■ **GOAL**
In the material below, identify each line bearing the word "structured". Reproduce those lines.

--- BEGIN MATERIALS PROVIDED ---

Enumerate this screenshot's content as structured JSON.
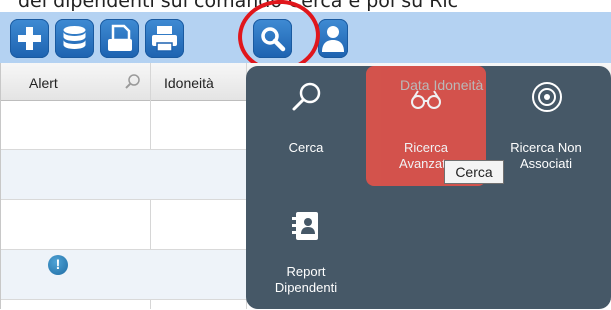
{
  "caption": "dei dipendenti sul comando Cerca e poi su Ric",
  "toolbar": {
    "buttons": [
      {
        "icon": "plus-icon"
      },
      {
        "icon": "database-icon"
      },
      {
        "icon": "document-icon"
      },
      {
        "icon": "printer-icon"
      },
      {
        "icon": "search-icon"
      },
      {
        "icon": "user-icon"
      }
    ]
  },
  "grid": {
    "columns": [
      {
        "label": "Alert"
      },
      {
        "label": "Idoneità"
      },
      {
        "label": "Data Idoneità"
      }
    ],
    "alert_badge": "!"
  },
  "menu": {
    "items": [
      {
        "label_line1": "Cerca",
        "label_line2": "",
        "icon": "magnifier-icon"
      },
      {
        "label_line1": "Ricerca",
        "label_line2": "Avanzata",
        "icon": "glasses-icon"
      },
      {
        "label_line1": "Ricerca Non",
        "label_line2": "Associati",
        "icon": "target-icon"
      },
      {
        "label_line1": "Report",
        "label_line2": "Dipendenti",
        "icon": "contacts-icon"
      }
    ],
    "accent": "#e0524a",
    "background": "#465867"
  },
  "tooltip": "Cerca"
}
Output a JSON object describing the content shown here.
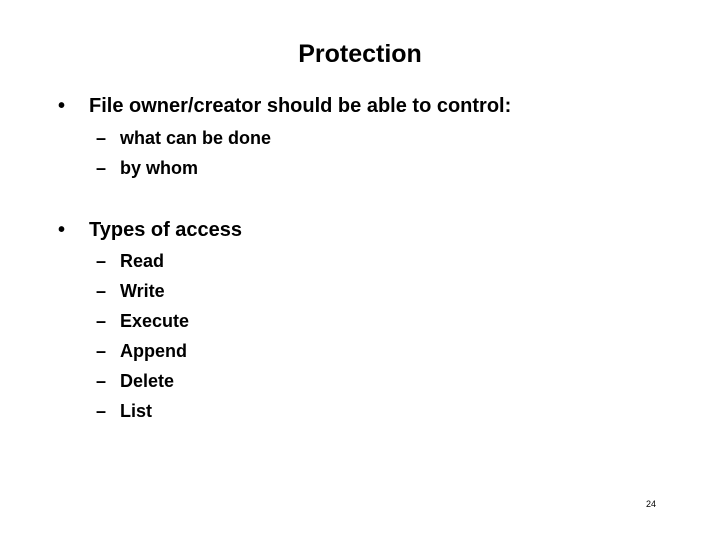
{
  "slide": {
    "title": "Protection",
    "bullet_glyph": "•",
    "dash_glyph": "–",
    "sections": [
      {
        "text": "File owner/creator should be able to control:",
        "items": [
          "what can be done",
          "by whom"
        ]
      },
      {
        "text": "Types of access",
        "items": [
          "Read",
          "Write",
          "Execute",
          "Append",
          "Delete",
          "List"
        ]
      }
    ],
    "page_number": "24"
  }
}
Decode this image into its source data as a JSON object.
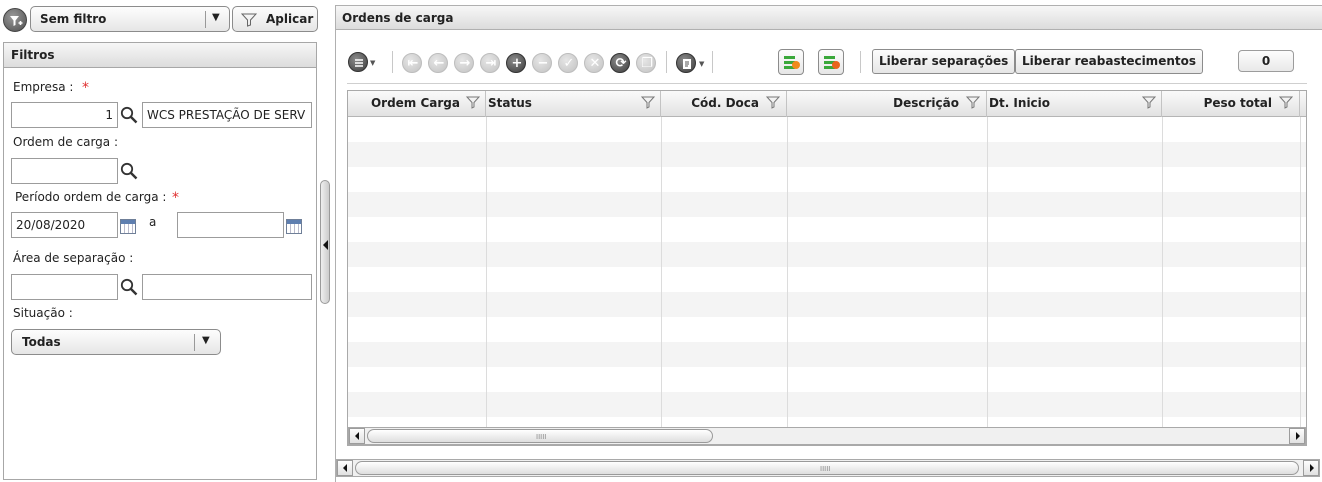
{
  "filter_bar": {
    "selected_filter": "Sem filtro",
    "apply_label": "Aplicar"
  },
  "filters_panel": {
    "title": "Filtros",
    "empresa": {
      "label": "Empresa :",
      "code": "1",
      "name": "WCS PRESTAÇÃO DE SERV"
    },
    "ordem_carga": {
      "label": "Ordem de carga :",
      "value": ""
    },
    "periodo": {
      "label": "Período ordem de carga :",
      "start": "20/08/2020",
      "separator": "a",
      "end": ""
    },
    "area_separacao": {
      "label": "Área de separação :",
      "code": "",
      "name": ""
    },
    "situacao": {
      "label": "Situação :",
      "selected": "Todas"
    },
    "required_mark": "*"
  },
  "main": {
    "title": "Ordens de carga",
    "toolbar": {
      "liberar_separacoes": "Liberar separações",
      "liberar_reabastecimentos": "Liberar reabastecimentos",
      "counter": "0"
    },
    "grid": {
      "columns": [
        {
          "label": "Ordem Carga",
          "align": "right"
        },
        {
          "label": "Status",
          "align": "left"
        },
        {
          "label": "Cód. Doca",
          "align": "right"
        },
        {
          "label": "Descrição",
          "align": "right"
        },
        {
          "label": "Dt. Inicio",
          "align": "left"
        },
        {
          "label": "Peso total",
          "align": "right"
        }
      ],
      "rows": []
    }
  },
  "icons": {
    "filter_menu": "filter-menu-icon",
    "funnel": "funnel-icon",
    "search": "magnifier-icon",
    "calendar": "calendar-icon"
  },
  "colors": {
    "header_bg": "#dcdcdc",
    "required": "#e03030",
    "accent_orange": "#f08a1c",
    "accent_green": "#3aa83a"
  }
}
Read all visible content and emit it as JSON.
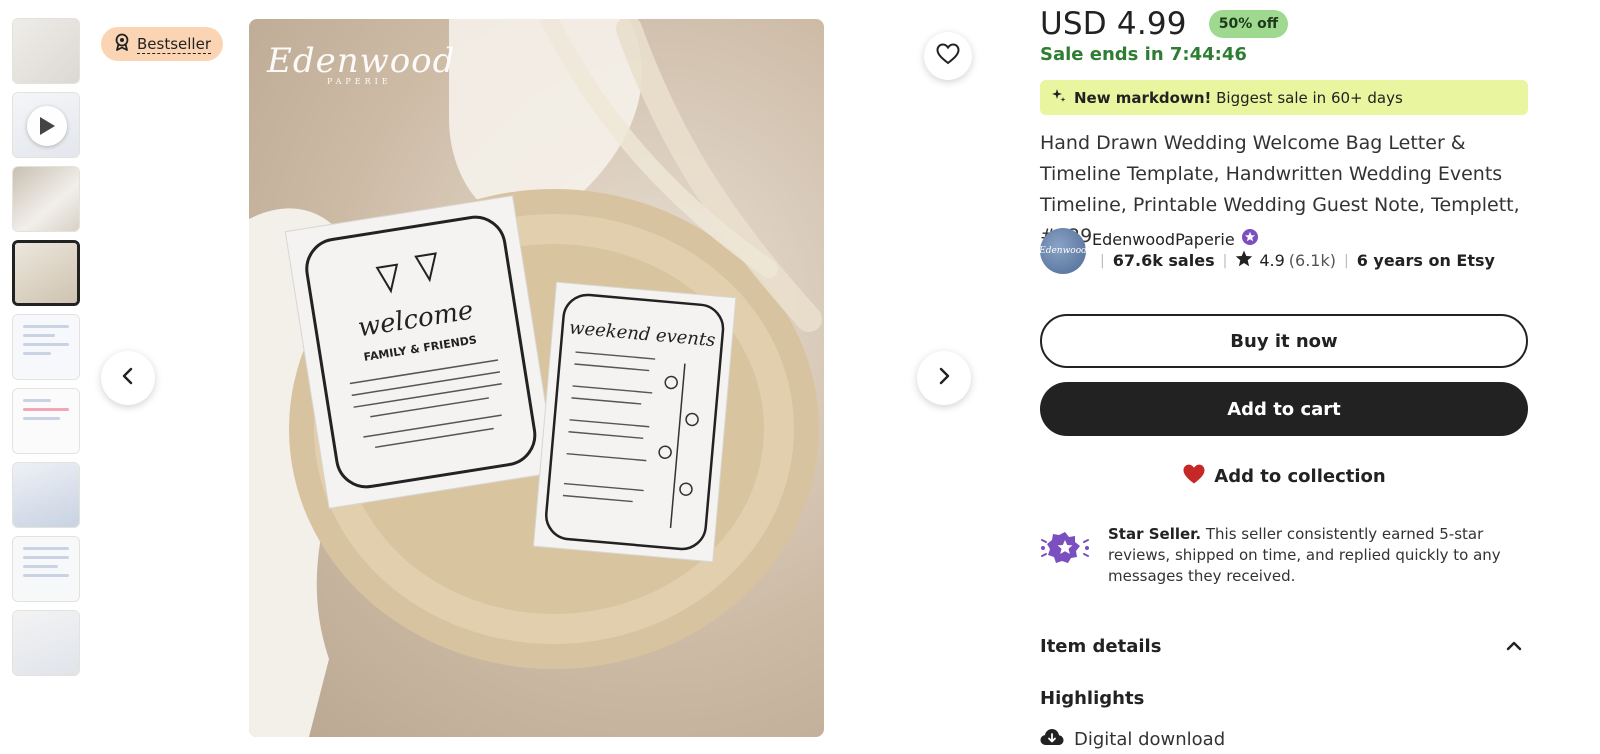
{
  "badge": {
    "label": "Bestseller",
    "icon": "award-ribbon-icon"
  },
  "gallery": {
    "thumbnails": [
      {
        "caption": ""
      },
      {
        "caption": "",
        "is_video": true
      },
      {
        "caption": ""
      },
      {
        "caption": "",
        "active": true
      },
      {
        "caption": ""
      },
      {
        "caption": ""
      },
      {
        "caption": ""
      },
      {
        "caption": ""
      },
      {
        "caption": ""
      }
    ],
    "main_image_watermark": "Edenwood",
    "main_image_watermark_sub": "PAPERIE",
    "prev_icon": "chevron-left-icon",
    "next_icon": "chevron-right-icon",
    "favorite_icon": "heart-outline-icon"
  },
  "listing": {
    "price": "USD 4.99",
    "discount": "50% off",
    "sale_ends": "Sale ends in 7:44:46",
    "markdown_bold": "New markdown!",
    "markdown_text": "Biggest sale in 60+ days",
    "title": "Hand Drawn Wedding Welcome Bag Letter & Timeline Template, Handwritten Wedding Events Timeline, Printable Wedding Guest Note, Templett, #029"
  },
  "shop": {
    "avatar_text": "Edenwood",
    "name": "EdenwoodPaperie",
    "sales": "67.6k sales",
    "rating": "4.9",
    "review_count": "(6.1k)",
    "years": "6 years on Etsy"
  },
  "actions": {
    "buy_now": "Buy it now",
    "add_to_cart": "Add to cart",
    "add_to_collection": "Add to collection"
  },
  "star_seller": {
    "label": "Star Seller.",
    "text": "This seller consistently earned 5-star reviews, shipped on time, and replied quickly to any messages they received."
  },
  "details": {
    "heading": "Item details",
    "highlights_heading": "Highlights",
    "highlight_1": "Digital download"
  },
  "colors": {
    "accent_green": "#2e7d32",
    "discount_bg": "#9ed98f",
    "markdown_bg": "#e9f59f",
    "badge_bg": "#fbd5b3",
    "star_purple": "#7b4fbf",
    "heart_red": "#c62828"
  }
}
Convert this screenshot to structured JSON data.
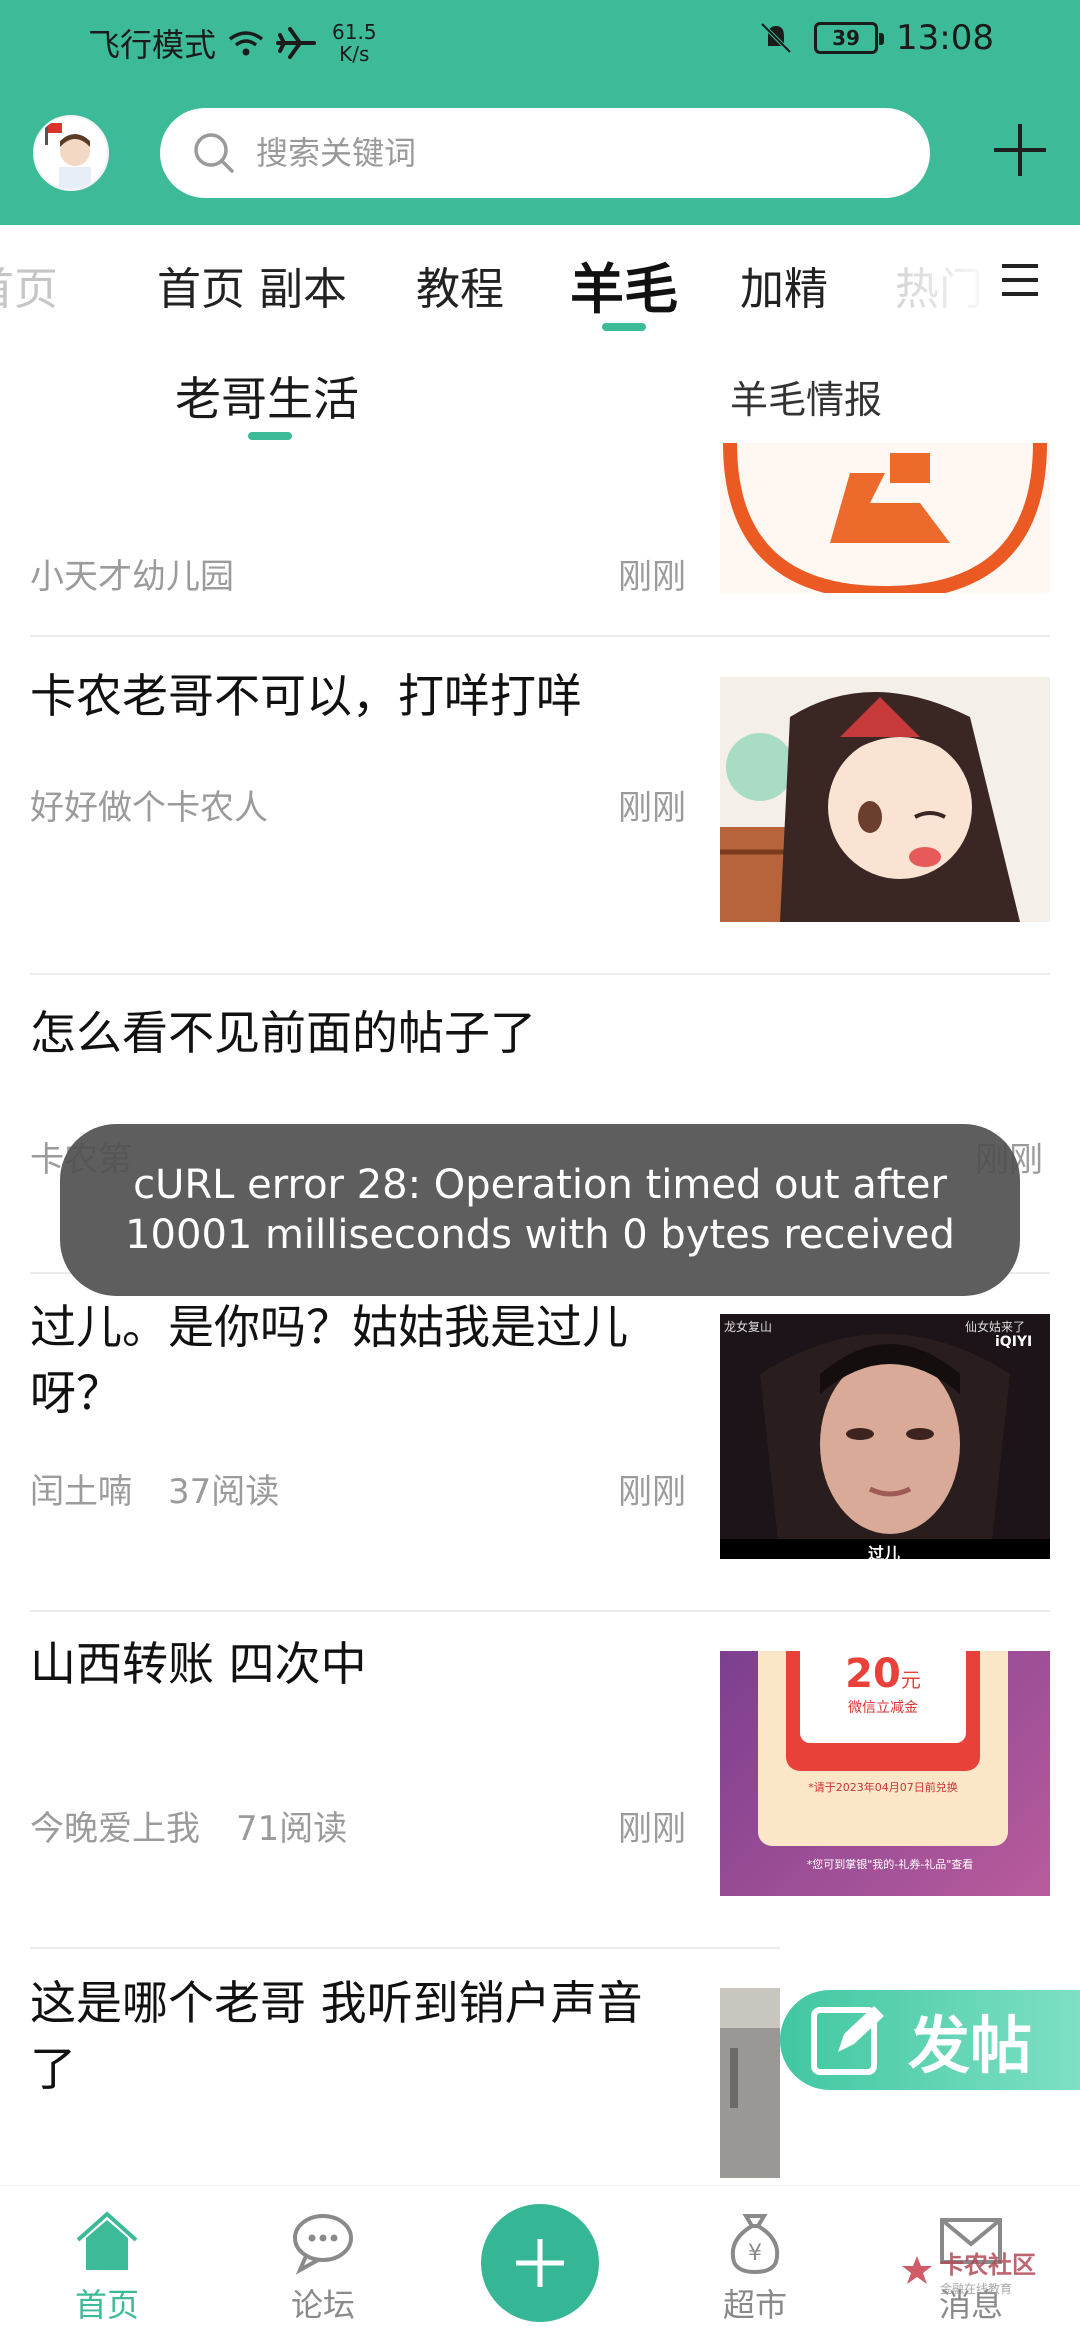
{
  "status_bar": {
    "mode": "飞行模式",
    "speed_value": "61.5",
    "speed_unit": "K/s",
    "battery": "39",
    "time": "13:08",
    "icons": [
      "wifi-icon",
      "airplane-icon",
      "bell-muted-icon",
      "battery-icon"
    ]
  },
  "search": {
    "placeholder": "搜索关键词"
  },
  "tabs": [
    {
      "label": "首页",
      "state": "faded"
    },
    {
      "label": "首页 副本",
      "state": "normal"
    },
    {
      "label": "教程",
      "state": "normal"
    },
    {
      "label": "羊毛",
      "state": "active"
    },
    {
      "label": "加精",
      "state": "normal"
    },
    {
      "label": "热门",
      "state": "faded"
    }
  ],
  "subtabs": {
    "active": "老哥生活",
    "other": "羊毛情报"
  },
  "posts": [
    {
      "title": "",
      "author": "小天才幼儿园",
      "reads": "",
      "time": "刚刚",
      "thumb": "orange-logo"
    },
    {
      "title": "卡农老哥不可以，打咩打咩",
      "author": "好好做个卡农人",
      "reads": "",
      "time": "刚刚",
      "thumb": "anime-girl"
    },
    {
      "title": "怎么看不见前面的帖子了",
      "author": "卡农第",
      "reads": "",
      "time": "刚刚",
      "thumb": ""
    },
    {
      "title": "过儿。是你吗？姑姑我是过儿呀？",
      "author": "闰土喃",
      "reads": "37阅读",
      "time": "刚刚",
      "thumb": "drama-still"
    },
    {
      "title": "山西转账 四次中",
      "author": "今晚爱上我",
      "reads": "71阅读",
      "time": "刚刚",
      "thumb": "coupon"
    },
    {
      "title": "这是哪个老哥 我听到销户声音了",
      "author": "",
      "reads": "",
      "time": "",
      "thumb": "street-photo"
    }
  ],
  "thumb_texts": {
    "drama_caption": "过儿",
    "drama_overlay_left": "龙女复山",
    "drama_overlay_right": "仙女姑来了",
    "drama_brand": "iQIYI",
    "coupon_amount": "20",
    "coupon_unit": "元",
    "coupon_sub": "微信立减金",
    "coupon_date": "*请于2023年04月07日前兑换",
    "coupon_note": "*您可到掌银\"我的-礼券-礼品\"查看"
  },
  "toast": {
    "message": "cURL error 28: Operation timed out after 10001 milliseconds with 0 bytes received"
  },
  "fab": {
    "label": "发帖"
  },
  "bottom_nav": [
    {
      "label": "首页",
      "icon": "home-icon",
      "active": true
    },
    {
      "label": "论坛",
      "icon": "chat-icon",
      "active": false
    },
    {
      "label": "",
      "icon": "plus-icon",
      "active": false
    },
    {
      "label": "超市",
      "icon": "money-bag-icon",
      "active": false
    },
    {
      "label": "消息",
      "icon": "mail-icon",
      "active": false
    }
  ],
  "watermark": {
    "name": "卡农社区",
    "slogan": "金融在线教育"
  },
  "colors": {
    "accent": "#3dbb98",
    "toast_bg": "#505050",
    "meta_text": "#9b9b9b"
  }
}
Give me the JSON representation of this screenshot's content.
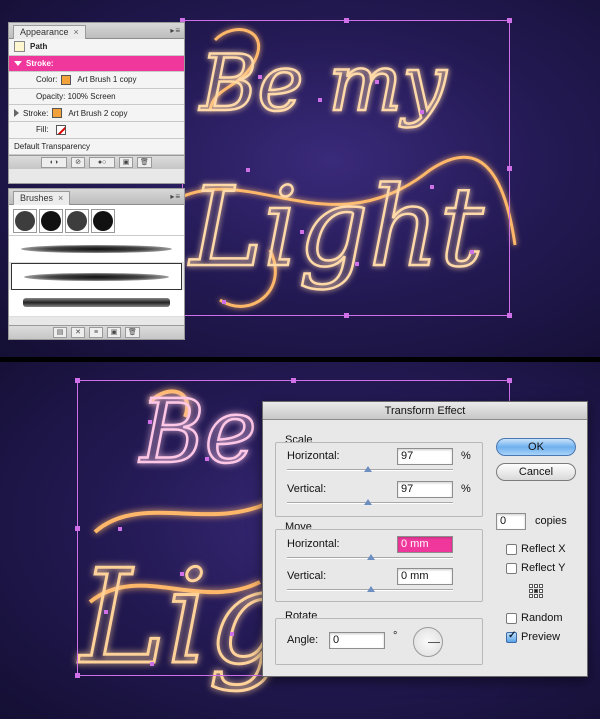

--- END MATERIALS PROVIDED ---

■ **WRITTEN SOLUTION**
Enumerate this screenshot's content as structured JSON.
Convert this screenshot to structured JSON data.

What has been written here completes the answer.